- **Your tasks**:
• 1. Using the passage on dynamic variations, decide whether each statement agrees with it: (a) the analysis left out 1029 patients with critical states of other origin; (b) higher DV thresholds suit patients with a low risk of fluid overload; (c) 33 % of patients admitted after a surgical procedure fulfilled all the major criteria for dynamic variations use at ICU admission. Answer yes or no for each, and quote the deciding words.
• 2. According to the passage on dynamic variations, why is protocolised use of DV prevented in patients with low tidal volume, increased abdominal pressure or spontaneous breathing?

- **Selected passage**:

______

It is important to note, that in some cases the use of dynamic variations is possible even in presence of named limitations or outside studied diagnoses. We have included only patients with specific conditions into the analysis leaving 1029 patients with critical states of other origin (i.e. intoxication with sedatives, epileptic state). Fluid depletion may be present among these patients, but no general rule of fluid resuscitation exists and it is usually not considered to be the therapy cornerstone. Of course in individual cases the use of DV might be of value, but possibly not as a general measure as might be the case in studied critical states. However, even among patients of studied diagnoses the individual use of DV in presence of its limitation might be possible. High values of DV may indicate hypovolemia even in patients with low tidal volume, increased abdominal pressure or even spontaneous breathing [28]. However, it is hard to define an exact cut-off or target value. Also the sensitivity and specificity is usually decreased under these circumstances preventing further protocolised use. Cannesson et al. [29] proposed recently to use of a grey zone approach for the interpretation of DV. According to these experts, lower thresholds could be used in patients with low risk of fluid overload (high sensitivity needed). And opposite, higher thresholds fit better for those with lower tolerance to fluids (high specificity needed). Application of rigorous criteria for applicability of DV, as we did, denotes a population with preserved high sensitivity and specificity. On the other side, among these patients (42 % of critical patients and 46 % of patients with shock in our study population) the DV are definitely useful when minor limitations are accounted. This should be reflected by our monitoring and treatment decisions in order not to underuse the contemporary best measure of fluid responsiveness assessment. In other patients the dynamic variations might be used too, but it would be very difficult to utilize them as universal targets without risk of maltreatment. In these patients other measures for prediction of fluid responsiveness should help in the decision as for instance passive leg raising or end of expiratory occlusion recently proposed by the group of Monnet and Teboul [30, 31].

5 Conclusions

In our evaluation only limited number of patients admitted for multiple trauma (51 %), sepsis (37 %), after cardiac arrest (39 %) or surgical procedure (33 %) fulfil all the major criteria for the dynamic variations use at the ICU admission. The proportion was similar among patients with shock. Occurrence of minor factors can pose further bias in evaluation of these patients. The use of respiratory induced dynamic variations for individual assessment is not precluded by our findings, but universal, initial volume resuscitation protocol based presumably on dynamic variations seems not to be widely applicable.

______

- **Supplied records**:
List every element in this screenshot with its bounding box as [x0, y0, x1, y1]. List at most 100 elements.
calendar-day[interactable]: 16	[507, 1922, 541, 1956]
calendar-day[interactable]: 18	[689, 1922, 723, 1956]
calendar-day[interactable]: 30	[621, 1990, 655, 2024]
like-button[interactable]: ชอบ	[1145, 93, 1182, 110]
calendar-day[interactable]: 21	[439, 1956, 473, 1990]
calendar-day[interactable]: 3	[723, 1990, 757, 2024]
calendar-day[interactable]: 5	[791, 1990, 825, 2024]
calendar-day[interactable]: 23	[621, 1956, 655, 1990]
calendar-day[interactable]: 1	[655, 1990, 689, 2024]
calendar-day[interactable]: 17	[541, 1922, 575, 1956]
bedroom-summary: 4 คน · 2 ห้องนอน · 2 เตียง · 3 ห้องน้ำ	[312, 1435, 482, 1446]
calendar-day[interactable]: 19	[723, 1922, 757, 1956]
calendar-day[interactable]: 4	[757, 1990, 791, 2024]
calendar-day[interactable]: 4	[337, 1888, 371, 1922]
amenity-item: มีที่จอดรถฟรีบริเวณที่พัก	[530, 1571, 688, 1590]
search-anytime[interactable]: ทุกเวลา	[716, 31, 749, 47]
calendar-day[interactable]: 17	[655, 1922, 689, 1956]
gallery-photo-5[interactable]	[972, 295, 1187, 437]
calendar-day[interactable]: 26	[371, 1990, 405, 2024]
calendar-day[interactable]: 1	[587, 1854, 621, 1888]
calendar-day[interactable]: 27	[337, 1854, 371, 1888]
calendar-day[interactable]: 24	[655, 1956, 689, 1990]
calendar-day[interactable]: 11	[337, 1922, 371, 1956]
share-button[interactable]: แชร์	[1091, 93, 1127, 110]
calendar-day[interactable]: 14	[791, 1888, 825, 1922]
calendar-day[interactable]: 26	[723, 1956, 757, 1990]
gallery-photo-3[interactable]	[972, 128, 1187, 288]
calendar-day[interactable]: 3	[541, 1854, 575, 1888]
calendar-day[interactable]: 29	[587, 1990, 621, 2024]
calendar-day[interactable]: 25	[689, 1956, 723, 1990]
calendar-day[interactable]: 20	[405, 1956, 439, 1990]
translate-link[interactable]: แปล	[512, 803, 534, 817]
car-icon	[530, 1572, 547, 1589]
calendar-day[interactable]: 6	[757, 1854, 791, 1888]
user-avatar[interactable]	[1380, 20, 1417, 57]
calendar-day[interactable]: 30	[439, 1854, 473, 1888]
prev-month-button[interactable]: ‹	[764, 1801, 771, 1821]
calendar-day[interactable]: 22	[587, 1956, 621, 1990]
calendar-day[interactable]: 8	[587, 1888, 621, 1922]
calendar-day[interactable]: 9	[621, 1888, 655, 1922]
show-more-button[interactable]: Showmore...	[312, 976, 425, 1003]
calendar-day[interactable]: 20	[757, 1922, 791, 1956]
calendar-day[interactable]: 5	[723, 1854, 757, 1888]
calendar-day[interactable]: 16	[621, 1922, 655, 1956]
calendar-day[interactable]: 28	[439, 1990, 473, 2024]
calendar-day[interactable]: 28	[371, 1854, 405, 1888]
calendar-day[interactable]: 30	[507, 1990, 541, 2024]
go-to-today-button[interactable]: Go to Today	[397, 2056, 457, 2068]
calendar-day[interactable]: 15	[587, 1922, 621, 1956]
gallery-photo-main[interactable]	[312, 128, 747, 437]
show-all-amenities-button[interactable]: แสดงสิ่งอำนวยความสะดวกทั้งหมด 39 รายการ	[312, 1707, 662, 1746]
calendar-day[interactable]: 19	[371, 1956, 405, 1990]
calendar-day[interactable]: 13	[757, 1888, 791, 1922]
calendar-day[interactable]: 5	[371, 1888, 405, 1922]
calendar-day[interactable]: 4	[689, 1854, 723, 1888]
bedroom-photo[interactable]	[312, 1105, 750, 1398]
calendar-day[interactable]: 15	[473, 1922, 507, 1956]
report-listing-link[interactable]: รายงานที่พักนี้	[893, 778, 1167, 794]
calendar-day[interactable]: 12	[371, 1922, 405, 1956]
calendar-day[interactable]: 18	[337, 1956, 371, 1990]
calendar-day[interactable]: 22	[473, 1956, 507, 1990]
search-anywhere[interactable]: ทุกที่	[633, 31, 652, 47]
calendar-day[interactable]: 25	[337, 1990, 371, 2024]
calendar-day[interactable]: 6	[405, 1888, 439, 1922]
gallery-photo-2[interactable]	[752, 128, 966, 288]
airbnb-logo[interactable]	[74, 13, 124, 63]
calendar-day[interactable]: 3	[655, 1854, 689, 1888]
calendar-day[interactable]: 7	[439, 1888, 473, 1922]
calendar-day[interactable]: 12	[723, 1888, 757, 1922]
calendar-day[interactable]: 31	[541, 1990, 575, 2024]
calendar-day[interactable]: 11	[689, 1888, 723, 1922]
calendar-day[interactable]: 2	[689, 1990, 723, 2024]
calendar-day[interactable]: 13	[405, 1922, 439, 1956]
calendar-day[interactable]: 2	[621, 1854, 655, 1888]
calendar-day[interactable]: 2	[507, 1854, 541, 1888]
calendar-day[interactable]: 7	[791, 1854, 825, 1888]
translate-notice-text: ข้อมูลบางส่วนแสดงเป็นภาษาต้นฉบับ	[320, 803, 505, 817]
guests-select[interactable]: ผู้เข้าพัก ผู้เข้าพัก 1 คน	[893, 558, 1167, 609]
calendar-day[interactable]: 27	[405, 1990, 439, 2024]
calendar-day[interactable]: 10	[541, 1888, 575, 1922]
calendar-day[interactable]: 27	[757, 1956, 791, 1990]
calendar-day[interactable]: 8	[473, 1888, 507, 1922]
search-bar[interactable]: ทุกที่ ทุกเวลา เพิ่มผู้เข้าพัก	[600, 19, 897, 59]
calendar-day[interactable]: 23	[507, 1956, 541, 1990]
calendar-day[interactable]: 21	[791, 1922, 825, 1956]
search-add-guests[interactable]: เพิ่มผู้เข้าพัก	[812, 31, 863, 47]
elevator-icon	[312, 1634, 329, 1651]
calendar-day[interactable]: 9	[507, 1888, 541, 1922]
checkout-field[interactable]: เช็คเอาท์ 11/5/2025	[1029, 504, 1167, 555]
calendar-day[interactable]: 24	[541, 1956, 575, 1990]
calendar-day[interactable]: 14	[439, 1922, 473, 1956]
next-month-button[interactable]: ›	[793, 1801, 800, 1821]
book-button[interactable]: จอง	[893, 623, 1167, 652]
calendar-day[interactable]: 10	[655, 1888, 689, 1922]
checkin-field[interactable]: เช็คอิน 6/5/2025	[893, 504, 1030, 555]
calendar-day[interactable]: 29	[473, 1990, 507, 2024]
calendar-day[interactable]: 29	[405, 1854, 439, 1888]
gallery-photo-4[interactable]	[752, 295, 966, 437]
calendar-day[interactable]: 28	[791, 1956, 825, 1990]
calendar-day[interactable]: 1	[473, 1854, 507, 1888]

______

- **Answers for the exercise**:
• 1.
(a) Yes: "leaving 1029 patients with critical states of other origin"
(b) No: "lower thresholds could be used in patients with low risk of fluid overload (high sensitivity needed)"
(c) Yes: "surgical procedure (33 %) fulfil all the major criteria for the dynamic variations use at the ICU admission"

• 2. In these patients it is hard to define an exact cut-off or target value for DV. Their sensitivity and specificity are also usually decreased under these circumstances, and that prevents further protocolised use.